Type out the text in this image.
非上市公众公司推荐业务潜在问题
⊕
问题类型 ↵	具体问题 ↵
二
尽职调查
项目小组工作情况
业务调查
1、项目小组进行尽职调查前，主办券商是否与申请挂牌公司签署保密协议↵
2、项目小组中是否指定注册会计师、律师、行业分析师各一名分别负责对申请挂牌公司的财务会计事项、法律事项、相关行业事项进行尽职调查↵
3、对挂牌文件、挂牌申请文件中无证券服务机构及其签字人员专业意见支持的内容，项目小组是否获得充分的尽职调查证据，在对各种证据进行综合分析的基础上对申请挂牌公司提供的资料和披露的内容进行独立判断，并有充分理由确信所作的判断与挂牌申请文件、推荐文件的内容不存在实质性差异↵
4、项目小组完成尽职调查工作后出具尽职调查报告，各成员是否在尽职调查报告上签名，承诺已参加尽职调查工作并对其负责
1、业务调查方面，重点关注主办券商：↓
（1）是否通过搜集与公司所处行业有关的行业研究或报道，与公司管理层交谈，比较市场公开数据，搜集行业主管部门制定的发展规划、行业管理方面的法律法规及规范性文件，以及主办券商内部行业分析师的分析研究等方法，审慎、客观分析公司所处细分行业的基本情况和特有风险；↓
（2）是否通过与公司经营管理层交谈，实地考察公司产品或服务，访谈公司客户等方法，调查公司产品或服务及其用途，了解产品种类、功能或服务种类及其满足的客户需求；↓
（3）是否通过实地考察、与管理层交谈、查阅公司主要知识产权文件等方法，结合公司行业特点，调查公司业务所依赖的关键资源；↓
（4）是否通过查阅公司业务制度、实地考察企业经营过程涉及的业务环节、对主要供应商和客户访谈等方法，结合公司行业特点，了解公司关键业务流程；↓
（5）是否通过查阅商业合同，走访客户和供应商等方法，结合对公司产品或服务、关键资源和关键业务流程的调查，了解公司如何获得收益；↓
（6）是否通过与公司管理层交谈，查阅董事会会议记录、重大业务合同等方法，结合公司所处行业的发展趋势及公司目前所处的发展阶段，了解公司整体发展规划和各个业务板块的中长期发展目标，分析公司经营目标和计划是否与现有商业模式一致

--

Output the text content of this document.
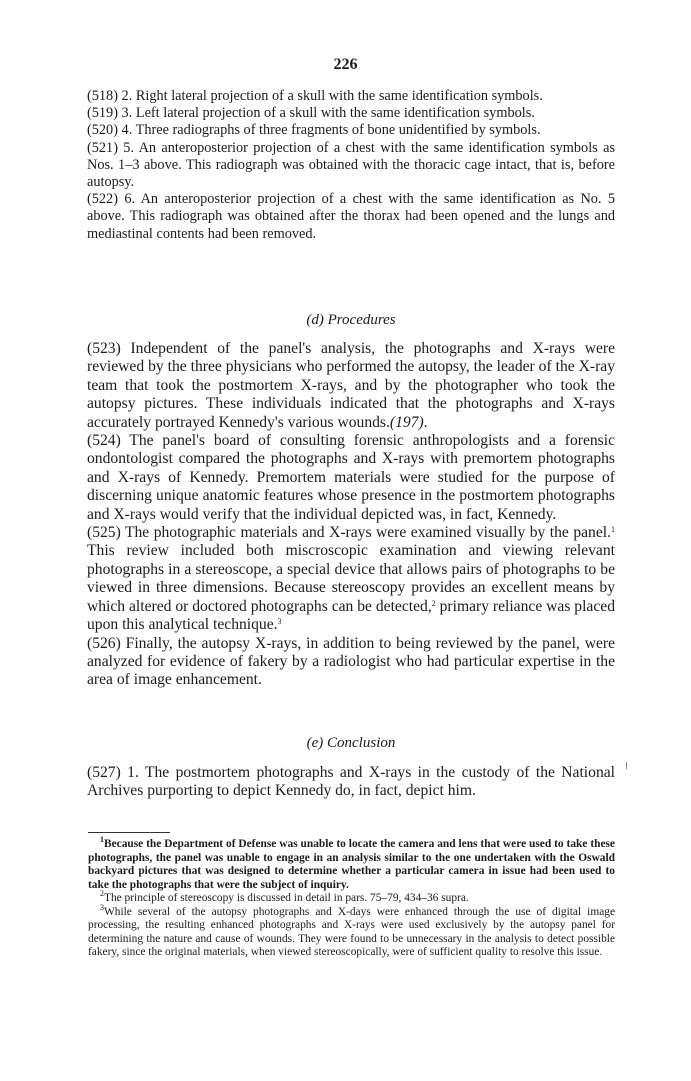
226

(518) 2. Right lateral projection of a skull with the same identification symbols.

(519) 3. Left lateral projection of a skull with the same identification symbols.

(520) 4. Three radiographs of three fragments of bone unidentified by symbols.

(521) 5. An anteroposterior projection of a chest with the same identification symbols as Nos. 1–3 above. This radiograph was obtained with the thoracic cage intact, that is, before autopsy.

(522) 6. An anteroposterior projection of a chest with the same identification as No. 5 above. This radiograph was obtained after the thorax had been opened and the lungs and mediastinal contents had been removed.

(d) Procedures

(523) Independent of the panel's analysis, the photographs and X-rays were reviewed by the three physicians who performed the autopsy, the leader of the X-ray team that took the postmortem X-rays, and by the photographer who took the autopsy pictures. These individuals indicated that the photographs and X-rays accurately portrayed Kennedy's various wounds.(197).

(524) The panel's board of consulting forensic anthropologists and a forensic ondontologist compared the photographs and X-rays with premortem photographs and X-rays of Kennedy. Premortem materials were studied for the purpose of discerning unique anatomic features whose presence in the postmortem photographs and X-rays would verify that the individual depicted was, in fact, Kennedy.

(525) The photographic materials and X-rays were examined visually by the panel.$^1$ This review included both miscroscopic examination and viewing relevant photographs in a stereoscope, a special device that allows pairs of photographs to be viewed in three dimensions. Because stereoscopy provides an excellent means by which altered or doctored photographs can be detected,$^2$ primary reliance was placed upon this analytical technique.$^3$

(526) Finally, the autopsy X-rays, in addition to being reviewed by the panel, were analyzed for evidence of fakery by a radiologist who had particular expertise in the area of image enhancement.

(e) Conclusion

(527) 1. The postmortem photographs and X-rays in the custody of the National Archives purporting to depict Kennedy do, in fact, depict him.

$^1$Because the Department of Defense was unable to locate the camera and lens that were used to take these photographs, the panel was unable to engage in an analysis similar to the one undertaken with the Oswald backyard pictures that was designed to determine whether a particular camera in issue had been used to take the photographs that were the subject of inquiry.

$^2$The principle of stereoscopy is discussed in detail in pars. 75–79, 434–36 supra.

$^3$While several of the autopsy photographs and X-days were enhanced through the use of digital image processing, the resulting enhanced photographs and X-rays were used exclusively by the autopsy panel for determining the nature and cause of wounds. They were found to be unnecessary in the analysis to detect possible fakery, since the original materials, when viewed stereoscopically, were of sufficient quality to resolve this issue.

* * *

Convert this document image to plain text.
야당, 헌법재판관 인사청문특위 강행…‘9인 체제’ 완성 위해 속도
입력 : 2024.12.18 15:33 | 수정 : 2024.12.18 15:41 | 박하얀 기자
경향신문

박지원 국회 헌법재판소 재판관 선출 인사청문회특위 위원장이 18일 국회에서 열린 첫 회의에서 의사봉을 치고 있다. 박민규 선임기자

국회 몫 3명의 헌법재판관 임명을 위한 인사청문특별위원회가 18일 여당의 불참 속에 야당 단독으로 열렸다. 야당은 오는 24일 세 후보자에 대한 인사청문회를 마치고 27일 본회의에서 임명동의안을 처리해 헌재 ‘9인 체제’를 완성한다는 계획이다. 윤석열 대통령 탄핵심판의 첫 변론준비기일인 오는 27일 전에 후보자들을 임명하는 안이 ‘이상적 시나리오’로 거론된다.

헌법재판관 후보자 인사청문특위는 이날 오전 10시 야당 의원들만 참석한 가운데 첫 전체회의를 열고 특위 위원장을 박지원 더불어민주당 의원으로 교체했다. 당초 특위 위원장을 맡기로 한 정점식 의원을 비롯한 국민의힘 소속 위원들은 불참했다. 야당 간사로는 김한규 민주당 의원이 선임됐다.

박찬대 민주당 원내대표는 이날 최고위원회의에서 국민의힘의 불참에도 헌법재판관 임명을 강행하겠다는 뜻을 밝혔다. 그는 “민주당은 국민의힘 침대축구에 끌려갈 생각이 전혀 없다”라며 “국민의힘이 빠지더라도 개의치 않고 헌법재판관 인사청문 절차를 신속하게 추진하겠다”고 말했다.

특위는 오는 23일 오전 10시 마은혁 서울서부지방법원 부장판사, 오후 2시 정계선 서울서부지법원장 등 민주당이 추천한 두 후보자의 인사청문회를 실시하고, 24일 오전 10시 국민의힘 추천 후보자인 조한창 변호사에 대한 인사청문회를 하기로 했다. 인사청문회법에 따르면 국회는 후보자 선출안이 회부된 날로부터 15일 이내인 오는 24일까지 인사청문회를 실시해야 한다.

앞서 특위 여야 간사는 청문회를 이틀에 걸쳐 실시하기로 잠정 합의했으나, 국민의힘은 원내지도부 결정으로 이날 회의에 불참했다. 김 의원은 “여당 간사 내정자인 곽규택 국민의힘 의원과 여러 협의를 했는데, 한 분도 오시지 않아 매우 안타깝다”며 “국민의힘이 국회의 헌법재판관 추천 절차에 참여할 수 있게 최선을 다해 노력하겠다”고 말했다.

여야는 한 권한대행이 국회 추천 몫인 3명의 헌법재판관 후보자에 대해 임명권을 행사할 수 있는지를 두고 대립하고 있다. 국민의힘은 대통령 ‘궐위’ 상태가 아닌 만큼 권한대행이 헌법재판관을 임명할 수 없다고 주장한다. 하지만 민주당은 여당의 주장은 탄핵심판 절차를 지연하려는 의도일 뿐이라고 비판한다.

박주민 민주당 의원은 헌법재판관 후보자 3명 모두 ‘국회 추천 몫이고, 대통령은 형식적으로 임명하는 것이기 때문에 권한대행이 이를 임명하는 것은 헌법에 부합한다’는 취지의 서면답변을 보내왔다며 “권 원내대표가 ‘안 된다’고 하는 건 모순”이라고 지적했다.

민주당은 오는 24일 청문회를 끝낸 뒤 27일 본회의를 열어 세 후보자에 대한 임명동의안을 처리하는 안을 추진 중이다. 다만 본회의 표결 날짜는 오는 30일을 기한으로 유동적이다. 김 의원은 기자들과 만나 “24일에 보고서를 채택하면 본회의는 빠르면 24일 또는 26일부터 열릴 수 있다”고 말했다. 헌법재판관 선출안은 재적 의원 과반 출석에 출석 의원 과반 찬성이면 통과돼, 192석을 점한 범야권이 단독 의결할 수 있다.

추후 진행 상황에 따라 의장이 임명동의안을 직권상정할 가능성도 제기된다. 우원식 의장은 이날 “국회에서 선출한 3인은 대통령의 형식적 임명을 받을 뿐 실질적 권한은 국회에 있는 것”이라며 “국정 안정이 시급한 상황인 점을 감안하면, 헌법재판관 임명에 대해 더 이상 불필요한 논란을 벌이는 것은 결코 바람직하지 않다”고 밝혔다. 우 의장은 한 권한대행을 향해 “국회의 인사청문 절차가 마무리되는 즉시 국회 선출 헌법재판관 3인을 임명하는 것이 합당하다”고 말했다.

• **AIM OF THE TASK**
Go through the records above and copy every line with the word "three".

• **SOLUTION**
(520) 4. Three radiographs of three fragments of bone unidentified by symbols.
(523) Independent of the panel's analysis, the photographs and X-rays were reviewed by the three physicians who performed the autopsy, the leader of the X-ray team that took the postmortem X-rays, and by the photographer who took the autopsy pictures. These individuals indicated that the photographs and X-rays accurately portrayed Kennedy's various wounds.(197).
(525) The photographic materials and X-rays were examined visually by the panel.$^1$ This review included both miscroscopic examination and viewing relevant photographs in a stereoscope, a special device that allows pairs of photographs to be viewed in three dimensions. Because stereoscopy provides an excellent means by which altered or doctored photographs can be detected,$^2$ primary reliance was placed upon this analytical technique.$^3$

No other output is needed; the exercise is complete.